-- GIVEN EXERCISE --
Copy out every line of the data exactly.

-- THE DATA --
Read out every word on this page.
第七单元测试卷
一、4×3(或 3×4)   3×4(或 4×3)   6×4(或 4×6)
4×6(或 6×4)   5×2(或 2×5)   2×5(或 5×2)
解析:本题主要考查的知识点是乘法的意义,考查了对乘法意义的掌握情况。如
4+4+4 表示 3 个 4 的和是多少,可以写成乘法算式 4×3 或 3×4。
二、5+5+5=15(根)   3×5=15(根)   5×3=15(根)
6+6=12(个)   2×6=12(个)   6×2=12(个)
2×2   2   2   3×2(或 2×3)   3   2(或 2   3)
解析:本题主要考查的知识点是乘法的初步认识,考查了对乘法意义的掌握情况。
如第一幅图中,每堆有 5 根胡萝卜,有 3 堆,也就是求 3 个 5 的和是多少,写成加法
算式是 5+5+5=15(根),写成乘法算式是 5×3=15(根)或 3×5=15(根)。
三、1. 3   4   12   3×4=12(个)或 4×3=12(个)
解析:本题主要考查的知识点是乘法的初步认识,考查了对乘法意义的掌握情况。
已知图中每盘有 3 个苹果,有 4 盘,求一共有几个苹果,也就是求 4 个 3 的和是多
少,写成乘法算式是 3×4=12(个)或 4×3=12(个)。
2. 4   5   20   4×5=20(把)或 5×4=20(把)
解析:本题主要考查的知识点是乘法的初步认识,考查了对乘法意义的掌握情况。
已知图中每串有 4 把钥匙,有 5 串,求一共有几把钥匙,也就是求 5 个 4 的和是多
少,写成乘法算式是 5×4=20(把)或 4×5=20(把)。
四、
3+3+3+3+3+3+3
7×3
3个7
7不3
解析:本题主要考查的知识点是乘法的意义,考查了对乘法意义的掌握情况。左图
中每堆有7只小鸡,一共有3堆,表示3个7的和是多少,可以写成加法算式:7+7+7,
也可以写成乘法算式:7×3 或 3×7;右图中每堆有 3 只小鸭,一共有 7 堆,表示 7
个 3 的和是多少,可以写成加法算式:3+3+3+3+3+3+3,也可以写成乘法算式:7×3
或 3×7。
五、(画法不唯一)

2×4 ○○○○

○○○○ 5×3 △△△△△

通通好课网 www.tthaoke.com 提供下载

-- EXERCISE ANSWER --
Read out every word on this page.
第七单元测试卷
一、4×3(或 3×4)   3×4(或 4×3)   6×4(或 4×6)
4×6(或 6×4)   5×2(或 2×5)   2×5(或 5×2)
解析:本题主要考查的知识点是乘法的意义,考查了对乘法意义的掌握情况。如
4+4+4 表示 3 个 4 的和是多少,可以写成乘法算式 4×3 或 3×4。
二、5+5+5=15(根)   3×5=15(根)   5×3=15(根)
6+6=12(个)   2×6=12(个)   6×2=12(个)
2×2   2   2   3×2(或 2×3)   3   2(或 2   3)
解析:本题主要考查的知识点是乘法的初步认识,考查了对乘法意义的掌握情况。
如第一幅图中,每堆有 5 根胡萝卜,有 3 堆,也就是求 3 个 5 的和是多少,写成加法
算式是 5+5+5=15(根),写成乘法算式是 5×3=15(根)或 3×5=15(根)。
三、1. 3   4   12   3×4=12(个)或 4×3=12(个)
解析:本题主要考查的知识点是乘法的初步认识,考查了对乘法意义的掌握情况。
已知图中每盘有 3 个苹果,有 4 盘,求一共有几个苹果,也就是求 4 个 3 的和是多
少,写成乘法算式是 3×4=12(个)或 4×3=12(个)。
2. 4   5   20   4×5=20(把)或 5×4=20(把)
解析:本题主要考查的知识点是乘法的初步认识,考查了对乘法意义的掌握情况。
已知图中每串有 4 把钥匙,有 5 串,求一共有几把钥匙,也就是求 5 个 4 的和是多
少,写成乘法算式是 5×4=20(把)或 4×5=20(把)。
四、
3+3+3+3+3+3+3
7×3
3个7
7不3
解析:本题主要考查的知识点是乘法的意义,考查了对乘法意义的掌握情况。左图
中每堆有7只小鸡,一共有3堆,表示3个7的和是多少,可以写成加法算式:7+7+7,
也可以写成乘法算式:7×3 或 3×7;右图中每堆有 3 只小鸭,一共有 7 堆,表示 7
个 3 的和是多少,可以写成加法算式:3+3+3+3+3+3+3,也可以写成乘法算式:7×3
或 3×7。
五、(画法不唯一)

2×4 ○○○○

○○○○ 5×3 △△△△△

通通好课网 www.tthaoke.com 提供下载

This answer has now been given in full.